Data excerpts
◆ ◆ ◆

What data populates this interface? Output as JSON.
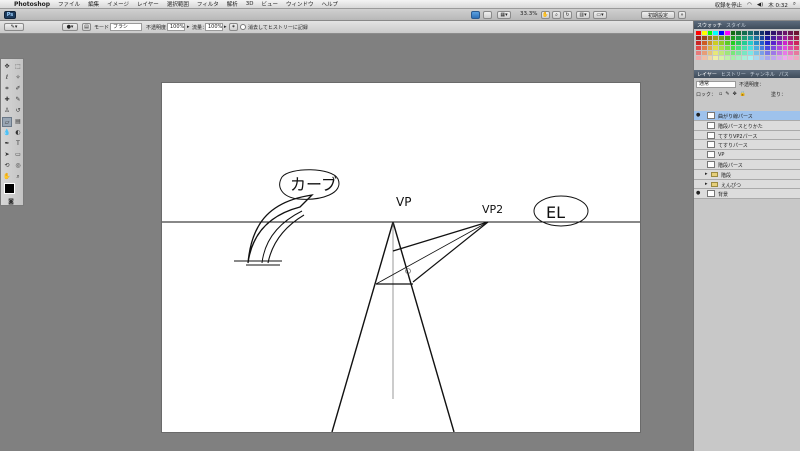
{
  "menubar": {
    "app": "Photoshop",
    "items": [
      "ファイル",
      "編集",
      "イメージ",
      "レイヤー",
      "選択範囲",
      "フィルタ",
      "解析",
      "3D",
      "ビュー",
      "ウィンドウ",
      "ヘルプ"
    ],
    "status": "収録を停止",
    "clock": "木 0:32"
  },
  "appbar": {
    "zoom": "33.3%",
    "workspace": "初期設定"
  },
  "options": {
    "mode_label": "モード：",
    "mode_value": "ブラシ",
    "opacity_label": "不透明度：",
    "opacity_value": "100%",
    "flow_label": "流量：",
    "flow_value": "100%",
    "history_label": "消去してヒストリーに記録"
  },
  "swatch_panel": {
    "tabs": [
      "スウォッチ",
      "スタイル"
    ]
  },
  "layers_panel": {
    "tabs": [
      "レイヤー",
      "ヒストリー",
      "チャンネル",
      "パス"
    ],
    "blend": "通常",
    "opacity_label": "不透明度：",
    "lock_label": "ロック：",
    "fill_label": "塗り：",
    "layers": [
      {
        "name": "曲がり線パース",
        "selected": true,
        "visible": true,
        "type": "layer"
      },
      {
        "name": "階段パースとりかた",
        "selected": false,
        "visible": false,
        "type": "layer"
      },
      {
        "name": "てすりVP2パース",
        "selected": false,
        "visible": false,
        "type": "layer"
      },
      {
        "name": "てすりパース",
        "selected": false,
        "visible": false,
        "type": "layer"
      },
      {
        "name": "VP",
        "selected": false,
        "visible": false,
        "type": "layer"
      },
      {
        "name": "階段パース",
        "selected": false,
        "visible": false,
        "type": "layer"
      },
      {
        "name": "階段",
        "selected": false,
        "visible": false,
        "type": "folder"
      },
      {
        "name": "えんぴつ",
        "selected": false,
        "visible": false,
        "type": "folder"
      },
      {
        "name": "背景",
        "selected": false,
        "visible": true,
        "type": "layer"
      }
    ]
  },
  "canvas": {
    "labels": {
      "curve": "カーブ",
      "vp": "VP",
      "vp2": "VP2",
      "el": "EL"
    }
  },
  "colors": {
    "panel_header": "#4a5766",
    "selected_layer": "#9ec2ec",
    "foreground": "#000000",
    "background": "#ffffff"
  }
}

◆ ◆ ◆

Your copy of the data above should match it exactly, except that pictures are left out.

What data populates this interface? Output as JSON.
{
  "menubar": {
    "app": "Photoshop",
    "items": [
      "ファイル",
      "編集",
      "イメージ",
      "レイヤー",
      "選択範囲",
      "フィルタ",
      "解析",
      "3D",
      "ビュー",
      "ウィンドウ",
      "ヘルプ"
    ],
    "status": "収録を停止",
    "clock": "木 0:32"
  },
  "appbar": {
    "zoom": "33.3%",
    "workspace": "初期設定"
  },
  "options": {
    "mode_label": "モード：",
    "mode_value": "ブラシ",
    "opacity_label": "不透明度：",
    "opacity_value": "100%",
    "flow_label": "流量：",
    "flow_value": "100%",
    "history_label": "消去してヒストリーに記録"
  },
  "swatch_panel": {
    "tabs": [
      "スウォッチ",
      "スタイル"
    ]
  },
  "layers_panel": {
    "tabs": [
      "レイヤー",
      "ヒストリー",
      "チャンネル",
      "パス"
    ],
    "blend": "通常",
    "opacity_label": "不透明度：",
    "lock_label": "ロック：",
    "fill_label": "塗り：",
    "layers": [
      {
        "name": "曲がり線パース",
        "selected": true,
        "visible": true,
        "type": "layer"
      },
      {
        "name": "階段パースとりかた",
        "selected": false,
        "visible": false,
        "type": "layer"
      },
      {
        "name": "てすりVP2パース",
        "selected": false,
        "visible": false,
        "type": "layer"
      },
      {
        "name": "てすりパース",
        "selected": false,
        "visible": false,
        "type": "layer"
      },
      {
        "name": "VP",
        "selected": false,
        "visible": false,
        "type": "layer"
      },
      {
        "name": "階段パース",
        "selected": false,
        "visible": false,
        "type": "layer"
      },
      {
        "name": "階段",
        "selected": false,
        "visible": false,
        "type": "folder"
      },
      {
        "name": "えんぴつ",
        "selected": false,
        "visible": false,
        "type": "folder"
      },
      {
        "name": "背景",
        "selected": false,
        "visible": true,
        "type": "layer"
      }
    ]
  },
  "canvas": {
    "labels": {
      "curve": "カーブ",
      "vp": "VP",
      "vp2": "VP2",
      "el": "EL"
    }
  },
  "colors": {
    "panel_header": "#4a5766",
    "selected_layer": "#9ec2ec",
    "foreground": "#000000",
    "background": "#ffffff"
  }
}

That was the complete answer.